> **ABOUT THIS TASK**: Extend the piece about the grocery store's oak trees and nemawashi, picking up right after its last sentence.

BEGIN DOCUMENT TEXT

A local grocery store has been doing some major remodeling. This summer they redesigned their parking lot, including new landscaping. A number of young oak trees were planted in the soil beds dividing the parking area into sections. This is a great idea. Previously the parking lot was quite bare and without trees to provide shade or touch of nature. However, due to a critical lack of forethought, these young trees sadly suffered the same fate as improvement initiatives have in many organizations.
The general contractor who is otherwise doing what seems to be good work failed to take certain risks into account when planting these trees. I observed the trees being moved into the parking lot towards the end of the week in mid-July. They were placed with the root balls resting on top of the soil for some period of time – perhaps hours, perhaps overnight. By the time I saw them again on Sunday afternoon, the trees were already too far gone. The western part of Washington State has been in a drought condition for the past few months. Summers are normally dry here, especially in late July and into August. But the rains return in force after October so at the moment there is no real sense of urgency. We have also been experiencing temperatures in the high 80F or even 90F range for weeks at a time, which is not typical. The particular weekend when the oak trees were transplanted was one of the hottest so far this year. These trees newly planted in the narrow islands of soil in a sea of hot asphalt under the direct sun did not survive the weekend. When I touched the dry-looking leaves on the tree, they crumbled into small fragments.
Simply put, the trees died due to a lack of proper nemawashi. This lean term means “preparing the roots for transplanting” in Japanese. The purpose of nemawashi is to make sure that the tree moved from one location to another, lives. Logically then, nemawashi extends also to preparing the soil where the tree will be planted, as well as care and monitoring of the tree after transplant. My local grocery needed a lesson in nemawashi, or at least a general contractor who considered the weather forecast, and made arrangements to ensure that the trees were watered to prevent them baking in the sun. As it was the weekend, the construction crew was not on site, but the grocery store staff could easily have watered the trees had they known and taken initiative. It is a gardening term adopted to describe the consensus building process of Japanese organizations, and via lean thinking to the West.

END DOCUMENT TEXT
BEGIN EXTRACTED MATERIAL

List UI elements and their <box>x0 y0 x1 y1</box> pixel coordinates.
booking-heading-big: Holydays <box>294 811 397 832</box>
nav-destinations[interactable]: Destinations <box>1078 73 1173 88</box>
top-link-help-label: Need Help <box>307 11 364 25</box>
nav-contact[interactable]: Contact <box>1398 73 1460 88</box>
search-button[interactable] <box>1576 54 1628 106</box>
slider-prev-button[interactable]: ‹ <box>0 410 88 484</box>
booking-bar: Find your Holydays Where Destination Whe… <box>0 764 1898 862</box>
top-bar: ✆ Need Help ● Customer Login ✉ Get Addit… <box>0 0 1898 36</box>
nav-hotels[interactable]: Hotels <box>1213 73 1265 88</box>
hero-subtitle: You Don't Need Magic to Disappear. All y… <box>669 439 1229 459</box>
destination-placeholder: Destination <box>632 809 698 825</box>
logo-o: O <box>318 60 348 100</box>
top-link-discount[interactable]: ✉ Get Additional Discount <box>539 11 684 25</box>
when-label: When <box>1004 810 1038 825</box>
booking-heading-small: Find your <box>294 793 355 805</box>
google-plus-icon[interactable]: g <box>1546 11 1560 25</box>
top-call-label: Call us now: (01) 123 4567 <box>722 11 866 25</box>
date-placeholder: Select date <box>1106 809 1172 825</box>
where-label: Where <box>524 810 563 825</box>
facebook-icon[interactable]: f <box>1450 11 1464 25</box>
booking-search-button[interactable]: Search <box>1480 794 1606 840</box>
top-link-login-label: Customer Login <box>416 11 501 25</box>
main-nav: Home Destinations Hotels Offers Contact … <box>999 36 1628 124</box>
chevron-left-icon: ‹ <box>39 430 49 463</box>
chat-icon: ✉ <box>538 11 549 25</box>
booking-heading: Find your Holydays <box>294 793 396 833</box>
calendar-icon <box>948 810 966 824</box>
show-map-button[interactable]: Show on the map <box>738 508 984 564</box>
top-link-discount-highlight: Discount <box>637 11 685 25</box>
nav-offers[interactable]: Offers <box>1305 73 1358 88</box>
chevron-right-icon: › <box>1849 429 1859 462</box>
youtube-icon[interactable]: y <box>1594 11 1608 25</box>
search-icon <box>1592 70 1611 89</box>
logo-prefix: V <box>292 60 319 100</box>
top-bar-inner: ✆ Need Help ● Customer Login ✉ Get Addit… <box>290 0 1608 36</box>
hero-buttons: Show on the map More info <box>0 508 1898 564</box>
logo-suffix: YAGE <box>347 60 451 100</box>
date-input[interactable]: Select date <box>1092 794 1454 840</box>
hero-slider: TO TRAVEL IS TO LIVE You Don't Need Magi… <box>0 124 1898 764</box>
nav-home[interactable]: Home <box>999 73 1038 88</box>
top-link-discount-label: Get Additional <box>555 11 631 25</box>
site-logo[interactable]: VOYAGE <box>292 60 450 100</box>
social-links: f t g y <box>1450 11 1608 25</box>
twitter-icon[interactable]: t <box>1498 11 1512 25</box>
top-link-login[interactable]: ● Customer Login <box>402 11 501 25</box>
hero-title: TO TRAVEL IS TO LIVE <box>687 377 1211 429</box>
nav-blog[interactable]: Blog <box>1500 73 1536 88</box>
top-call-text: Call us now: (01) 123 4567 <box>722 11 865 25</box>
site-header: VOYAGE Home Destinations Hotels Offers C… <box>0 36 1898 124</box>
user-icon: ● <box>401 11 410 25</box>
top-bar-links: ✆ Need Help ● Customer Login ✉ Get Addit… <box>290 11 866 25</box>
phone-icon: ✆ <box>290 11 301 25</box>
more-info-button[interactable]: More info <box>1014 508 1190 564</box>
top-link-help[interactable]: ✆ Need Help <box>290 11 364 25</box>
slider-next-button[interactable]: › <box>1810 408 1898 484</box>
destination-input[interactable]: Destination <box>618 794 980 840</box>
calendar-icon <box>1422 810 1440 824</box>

END EXTRACTED MATERIAL

> **RESPONSE TO THE EXERCISE**:
So what’s the parallel we can draw from these unfortunate oak trees to the failures or successes of or organizations to embedding a culture of continuous improvement? Or, for that matter, embedding any good process, system, policy or idea among any group of people? In lean management terms, nemawashi is preparing the minds of people for the transplant of new ideas. At the most basic level this is communication based on mutual respect, building consensus in advance of the new software system, management practice or improvement initiative going in. One could call it change management, but there is more to it than tnat. Unlike trees, when people experience bad nemawashi, they very seldom die. But the transplanted good ideas do.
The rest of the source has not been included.